◆ Exercise objective:
Gather up the lines that contain "subscript".

Data entries:
** BEGIN **
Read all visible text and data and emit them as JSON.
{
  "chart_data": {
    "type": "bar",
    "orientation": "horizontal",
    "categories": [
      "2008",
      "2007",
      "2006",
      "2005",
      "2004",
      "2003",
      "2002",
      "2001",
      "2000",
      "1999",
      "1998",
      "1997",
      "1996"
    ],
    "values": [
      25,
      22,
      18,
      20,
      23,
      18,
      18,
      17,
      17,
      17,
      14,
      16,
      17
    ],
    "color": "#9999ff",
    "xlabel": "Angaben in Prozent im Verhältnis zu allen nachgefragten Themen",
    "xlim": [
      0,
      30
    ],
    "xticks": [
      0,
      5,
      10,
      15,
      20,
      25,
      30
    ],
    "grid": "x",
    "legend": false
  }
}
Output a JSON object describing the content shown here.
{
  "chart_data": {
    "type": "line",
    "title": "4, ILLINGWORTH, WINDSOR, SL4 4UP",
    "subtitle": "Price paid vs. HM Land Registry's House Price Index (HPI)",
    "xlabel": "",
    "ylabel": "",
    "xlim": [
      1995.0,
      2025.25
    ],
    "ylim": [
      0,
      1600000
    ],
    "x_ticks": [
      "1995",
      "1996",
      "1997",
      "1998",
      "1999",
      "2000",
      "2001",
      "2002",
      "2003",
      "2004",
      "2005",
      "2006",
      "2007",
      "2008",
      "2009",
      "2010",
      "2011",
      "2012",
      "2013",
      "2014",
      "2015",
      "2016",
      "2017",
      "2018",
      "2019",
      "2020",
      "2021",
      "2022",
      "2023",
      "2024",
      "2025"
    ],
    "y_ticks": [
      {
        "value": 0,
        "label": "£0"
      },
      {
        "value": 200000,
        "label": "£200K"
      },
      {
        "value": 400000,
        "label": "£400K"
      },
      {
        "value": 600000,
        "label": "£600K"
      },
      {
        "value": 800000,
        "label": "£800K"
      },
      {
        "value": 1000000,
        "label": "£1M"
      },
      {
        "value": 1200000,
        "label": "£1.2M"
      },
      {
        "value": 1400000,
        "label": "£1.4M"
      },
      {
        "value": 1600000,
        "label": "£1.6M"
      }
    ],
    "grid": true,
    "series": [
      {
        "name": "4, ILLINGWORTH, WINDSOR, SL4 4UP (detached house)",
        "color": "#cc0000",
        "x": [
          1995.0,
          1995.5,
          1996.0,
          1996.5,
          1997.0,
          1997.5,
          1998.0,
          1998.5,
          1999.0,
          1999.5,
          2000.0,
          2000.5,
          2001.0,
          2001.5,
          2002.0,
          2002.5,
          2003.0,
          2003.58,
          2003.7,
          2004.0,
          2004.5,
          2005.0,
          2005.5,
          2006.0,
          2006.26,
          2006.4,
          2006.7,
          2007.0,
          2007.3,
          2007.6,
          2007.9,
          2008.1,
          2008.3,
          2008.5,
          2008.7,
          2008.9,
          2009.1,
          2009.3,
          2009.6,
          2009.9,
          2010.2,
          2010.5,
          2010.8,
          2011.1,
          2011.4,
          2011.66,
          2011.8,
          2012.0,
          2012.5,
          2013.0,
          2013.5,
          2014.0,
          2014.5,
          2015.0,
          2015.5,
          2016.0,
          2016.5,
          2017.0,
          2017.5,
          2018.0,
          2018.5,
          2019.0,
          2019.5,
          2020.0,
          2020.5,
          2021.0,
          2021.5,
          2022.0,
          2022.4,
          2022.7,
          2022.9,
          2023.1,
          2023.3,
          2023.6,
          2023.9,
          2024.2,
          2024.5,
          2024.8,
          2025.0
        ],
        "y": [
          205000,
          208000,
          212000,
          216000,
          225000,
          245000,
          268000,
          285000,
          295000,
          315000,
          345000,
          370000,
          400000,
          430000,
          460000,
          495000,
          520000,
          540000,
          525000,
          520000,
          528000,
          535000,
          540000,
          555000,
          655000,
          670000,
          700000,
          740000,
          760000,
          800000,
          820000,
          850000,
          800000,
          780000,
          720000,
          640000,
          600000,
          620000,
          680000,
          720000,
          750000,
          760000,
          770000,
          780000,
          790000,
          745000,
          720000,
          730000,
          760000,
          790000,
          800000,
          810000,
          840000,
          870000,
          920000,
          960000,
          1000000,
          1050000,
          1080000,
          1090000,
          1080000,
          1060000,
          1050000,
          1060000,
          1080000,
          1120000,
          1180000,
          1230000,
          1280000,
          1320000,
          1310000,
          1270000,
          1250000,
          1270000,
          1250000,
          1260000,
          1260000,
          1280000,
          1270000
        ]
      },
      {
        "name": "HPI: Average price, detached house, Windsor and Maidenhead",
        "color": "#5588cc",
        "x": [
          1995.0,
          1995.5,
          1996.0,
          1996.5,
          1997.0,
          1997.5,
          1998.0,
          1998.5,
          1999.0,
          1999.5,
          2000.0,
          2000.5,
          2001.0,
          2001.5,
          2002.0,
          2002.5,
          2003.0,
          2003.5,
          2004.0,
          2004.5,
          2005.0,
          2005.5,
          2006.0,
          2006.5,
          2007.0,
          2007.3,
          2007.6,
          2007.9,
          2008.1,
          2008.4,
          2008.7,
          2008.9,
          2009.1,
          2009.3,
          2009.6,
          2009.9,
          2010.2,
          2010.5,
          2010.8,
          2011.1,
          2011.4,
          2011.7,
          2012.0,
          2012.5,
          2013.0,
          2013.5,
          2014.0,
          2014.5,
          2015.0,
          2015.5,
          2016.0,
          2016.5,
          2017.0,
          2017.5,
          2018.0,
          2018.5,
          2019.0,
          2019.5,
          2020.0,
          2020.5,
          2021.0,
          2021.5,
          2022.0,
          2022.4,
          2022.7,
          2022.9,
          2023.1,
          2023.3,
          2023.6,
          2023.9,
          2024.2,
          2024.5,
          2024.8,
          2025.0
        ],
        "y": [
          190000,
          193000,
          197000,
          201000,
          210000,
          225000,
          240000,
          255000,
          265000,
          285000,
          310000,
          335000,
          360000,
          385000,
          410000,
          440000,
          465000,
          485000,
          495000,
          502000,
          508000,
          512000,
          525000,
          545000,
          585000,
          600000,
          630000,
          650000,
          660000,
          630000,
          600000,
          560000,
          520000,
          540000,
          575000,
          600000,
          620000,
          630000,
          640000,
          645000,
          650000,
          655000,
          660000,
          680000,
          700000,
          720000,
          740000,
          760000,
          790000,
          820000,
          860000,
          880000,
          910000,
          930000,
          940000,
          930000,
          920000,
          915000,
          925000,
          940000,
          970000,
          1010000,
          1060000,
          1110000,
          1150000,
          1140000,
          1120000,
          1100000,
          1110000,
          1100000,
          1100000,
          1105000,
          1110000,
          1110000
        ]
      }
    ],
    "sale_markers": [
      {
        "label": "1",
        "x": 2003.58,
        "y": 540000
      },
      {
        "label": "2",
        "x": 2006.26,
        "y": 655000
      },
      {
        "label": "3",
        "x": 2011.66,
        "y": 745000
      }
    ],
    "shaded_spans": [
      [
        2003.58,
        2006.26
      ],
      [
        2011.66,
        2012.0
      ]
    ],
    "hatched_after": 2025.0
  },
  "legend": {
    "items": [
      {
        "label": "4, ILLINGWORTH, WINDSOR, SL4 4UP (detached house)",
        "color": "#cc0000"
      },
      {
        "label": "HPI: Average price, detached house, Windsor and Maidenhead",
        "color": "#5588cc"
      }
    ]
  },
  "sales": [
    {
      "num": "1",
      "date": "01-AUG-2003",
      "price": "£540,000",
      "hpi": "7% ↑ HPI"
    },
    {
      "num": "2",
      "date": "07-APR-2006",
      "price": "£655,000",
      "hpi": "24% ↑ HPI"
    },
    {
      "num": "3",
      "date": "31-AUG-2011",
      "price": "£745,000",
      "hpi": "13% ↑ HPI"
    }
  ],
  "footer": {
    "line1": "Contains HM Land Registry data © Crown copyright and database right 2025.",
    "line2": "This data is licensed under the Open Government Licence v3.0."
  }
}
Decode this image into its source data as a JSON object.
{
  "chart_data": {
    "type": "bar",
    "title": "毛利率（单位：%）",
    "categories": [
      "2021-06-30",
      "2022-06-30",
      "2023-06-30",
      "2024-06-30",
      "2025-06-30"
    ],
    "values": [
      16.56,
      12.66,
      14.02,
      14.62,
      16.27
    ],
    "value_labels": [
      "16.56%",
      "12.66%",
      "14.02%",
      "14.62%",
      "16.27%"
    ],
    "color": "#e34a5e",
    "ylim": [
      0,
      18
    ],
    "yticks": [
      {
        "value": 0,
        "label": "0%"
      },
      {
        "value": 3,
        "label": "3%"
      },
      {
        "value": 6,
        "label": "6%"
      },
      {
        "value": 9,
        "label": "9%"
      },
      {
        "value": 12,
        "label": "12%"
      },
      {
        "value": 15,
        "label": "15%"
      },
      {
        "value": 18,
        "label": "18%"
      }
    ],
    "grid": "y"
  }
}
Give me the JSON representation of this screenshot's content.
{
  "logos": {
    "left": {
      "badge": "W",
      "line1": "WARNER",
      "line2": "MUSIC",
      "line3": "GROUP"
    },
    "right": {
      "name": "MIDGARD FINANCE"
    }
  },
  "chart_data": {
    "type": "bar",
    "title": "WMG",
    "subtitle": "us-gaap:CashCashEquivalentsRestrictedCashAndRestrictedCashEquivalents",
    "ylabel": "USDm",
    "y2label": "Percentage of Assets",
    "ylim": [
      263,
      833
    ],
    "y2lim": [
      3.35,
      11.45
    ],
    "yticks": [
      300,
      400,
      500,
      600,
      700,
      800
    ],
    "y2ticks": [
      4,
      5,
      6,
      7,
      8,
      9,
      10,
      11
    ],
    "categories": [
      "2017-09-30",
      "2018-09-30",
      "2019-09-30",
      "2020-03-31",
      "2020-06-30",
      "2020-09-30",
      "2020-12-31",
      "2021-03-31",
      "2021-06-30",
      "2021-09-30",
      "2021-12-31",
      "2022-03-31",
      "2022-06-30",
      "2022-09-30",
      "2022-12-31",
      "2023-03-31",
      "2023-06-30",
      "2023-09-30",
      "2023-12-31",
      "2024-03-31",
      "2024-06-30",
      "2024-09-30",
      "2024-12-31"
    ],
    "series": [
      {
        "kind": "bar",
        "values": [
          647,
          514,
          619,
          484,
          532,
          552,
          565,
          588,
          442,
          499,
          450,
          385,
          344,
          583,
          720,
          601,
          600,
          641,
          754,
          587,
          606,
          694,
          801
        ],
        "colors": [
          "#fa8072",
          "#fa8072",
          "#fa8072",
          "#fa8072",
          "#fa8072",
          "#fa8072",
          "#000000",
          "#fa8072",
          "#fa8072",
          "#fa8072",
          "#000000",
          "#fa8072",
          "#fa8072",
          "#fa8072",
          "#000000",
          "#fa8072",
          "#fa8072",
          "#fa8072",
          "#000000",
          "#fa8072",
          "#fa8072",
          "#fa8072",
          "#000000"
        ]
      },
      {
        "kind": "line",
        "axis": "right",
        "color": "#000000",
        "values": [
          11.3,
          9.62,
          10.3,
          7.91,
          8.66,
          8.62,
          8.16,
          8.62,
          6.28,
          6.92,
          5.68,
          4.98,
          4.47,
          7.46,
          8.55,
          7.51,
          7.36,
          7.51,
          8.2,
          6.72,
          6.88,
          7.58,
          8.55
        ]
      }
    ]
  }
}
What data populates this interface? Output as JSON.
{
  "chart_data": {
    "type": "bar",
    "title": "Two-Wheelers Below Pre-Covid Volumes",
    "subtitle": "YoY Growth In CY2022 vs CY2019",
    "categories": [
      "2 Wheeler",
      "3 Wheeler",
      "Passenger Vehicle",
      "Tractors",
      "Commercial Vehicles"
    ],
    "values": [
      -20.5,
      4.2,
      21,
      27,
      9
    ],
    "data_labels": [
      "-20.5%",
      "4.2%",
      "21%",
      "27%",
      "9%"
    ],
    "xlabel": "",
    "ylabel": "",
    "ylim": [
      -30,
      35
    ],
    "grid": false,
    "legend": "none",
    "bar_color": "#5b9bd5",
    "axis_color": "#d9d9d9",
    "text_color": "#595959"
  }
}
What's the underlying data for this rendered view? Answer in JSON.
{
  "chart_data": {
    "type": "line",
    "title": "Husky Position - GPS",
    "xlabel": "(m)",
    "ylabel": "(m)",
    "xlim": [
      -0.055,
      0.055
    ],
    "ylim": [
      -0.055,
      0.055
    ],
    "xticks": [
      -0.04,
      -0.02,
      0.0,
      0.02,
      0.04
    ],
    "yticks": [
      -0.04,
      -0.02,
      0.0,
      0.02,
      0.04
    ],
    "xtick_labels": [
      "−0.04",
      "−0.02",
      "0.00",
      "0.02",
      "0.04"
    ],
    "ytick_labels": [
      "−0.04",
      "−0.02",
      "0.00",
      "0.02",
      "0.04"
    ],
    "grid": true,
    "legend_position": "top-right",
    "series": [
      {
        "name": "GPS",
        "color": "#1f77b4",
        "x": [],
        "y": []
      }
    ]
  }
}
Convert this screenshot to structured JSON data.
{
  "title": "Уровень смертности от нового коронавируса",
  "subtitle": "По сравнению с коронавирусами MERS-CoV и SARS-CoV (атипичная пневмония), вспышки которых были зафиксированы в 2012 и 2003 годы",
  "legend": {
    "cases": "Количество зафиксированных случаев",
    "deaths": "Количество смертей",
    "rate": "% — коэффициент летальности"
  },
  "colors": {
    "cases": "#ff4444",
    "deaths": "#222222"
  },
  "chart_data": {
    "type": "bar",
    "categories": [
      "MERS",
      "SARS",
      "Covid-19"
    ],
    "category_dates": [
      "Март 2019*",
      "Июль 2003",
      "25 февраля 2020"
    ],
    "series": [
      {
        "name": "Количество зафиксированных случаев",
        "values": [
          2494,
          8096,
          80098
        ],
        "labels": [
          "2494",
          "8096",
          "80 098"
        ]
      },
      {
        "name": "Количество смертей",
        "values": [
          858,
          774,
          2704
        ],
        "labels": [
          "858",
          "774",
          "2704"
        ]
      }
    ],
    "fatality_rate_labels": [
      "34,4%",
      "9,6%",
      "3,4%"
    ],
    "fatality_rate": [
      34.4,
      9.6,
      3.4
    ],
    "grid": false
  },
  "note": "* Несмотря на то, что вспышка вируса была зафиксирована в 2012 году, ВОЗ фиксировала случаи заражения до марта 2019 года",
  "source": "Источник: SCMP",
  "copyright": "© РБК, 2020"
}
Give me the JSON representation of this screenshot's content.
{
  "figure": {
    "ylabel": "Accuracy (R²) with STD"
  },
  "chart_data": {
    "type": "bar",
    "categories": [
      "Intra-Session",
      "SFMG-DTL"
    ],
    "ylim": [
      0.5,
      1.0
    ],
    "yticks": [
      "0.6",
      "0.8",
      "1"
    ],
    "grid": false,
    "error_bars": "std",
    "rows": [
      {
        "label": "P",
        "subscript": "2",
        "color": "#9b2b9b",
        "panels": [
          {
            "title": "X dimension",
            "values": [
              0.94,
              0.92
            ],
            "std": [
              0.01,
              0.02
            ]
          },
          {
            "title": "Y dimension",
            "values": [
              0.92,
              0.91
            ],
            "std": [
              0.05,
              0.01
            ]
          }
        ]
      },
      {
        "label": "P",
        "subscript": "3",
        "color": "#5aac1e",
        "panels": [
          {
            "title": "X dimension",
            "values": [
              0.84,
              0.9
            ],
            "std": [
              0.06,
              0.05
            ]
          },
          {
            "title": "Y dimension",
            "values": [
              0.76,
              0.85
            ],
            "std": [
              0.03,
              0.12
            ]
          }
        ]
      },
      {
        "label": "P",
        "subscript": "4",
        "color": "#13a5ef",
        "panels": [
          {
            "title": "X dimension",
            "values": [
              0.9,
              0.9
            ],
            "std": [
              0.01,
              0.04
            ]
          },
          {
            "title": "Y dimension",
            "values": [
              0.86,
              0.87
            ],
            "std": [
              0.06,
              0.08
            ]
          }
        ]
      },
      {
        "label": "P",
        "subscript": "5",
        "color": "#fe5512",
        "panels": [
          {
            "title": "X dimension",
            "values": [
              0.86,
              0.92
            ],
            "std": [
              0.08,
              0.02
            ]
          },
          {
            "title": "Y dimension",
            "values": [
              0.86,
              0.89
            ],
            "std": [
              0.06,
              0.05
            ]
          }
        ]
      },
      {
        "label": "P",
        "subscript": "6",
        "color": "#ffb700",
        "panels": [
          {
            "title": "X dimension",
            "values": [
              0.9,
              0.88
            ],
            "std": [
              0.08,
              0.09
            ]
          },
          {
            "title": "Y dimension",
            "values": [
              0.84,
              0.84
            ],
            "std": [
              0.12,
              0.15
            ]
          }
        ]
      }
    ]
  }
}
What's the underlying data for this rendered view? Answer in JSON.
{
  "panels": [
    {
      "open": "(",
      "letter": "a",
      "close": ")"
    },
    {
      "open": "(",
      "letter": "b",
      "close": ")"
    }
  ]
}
** END **
◆ Output below:
        "subscript": "2",
        "subscript": "3",
        "subscript": "4",
        "subscript": "5",
        "subscript": "6",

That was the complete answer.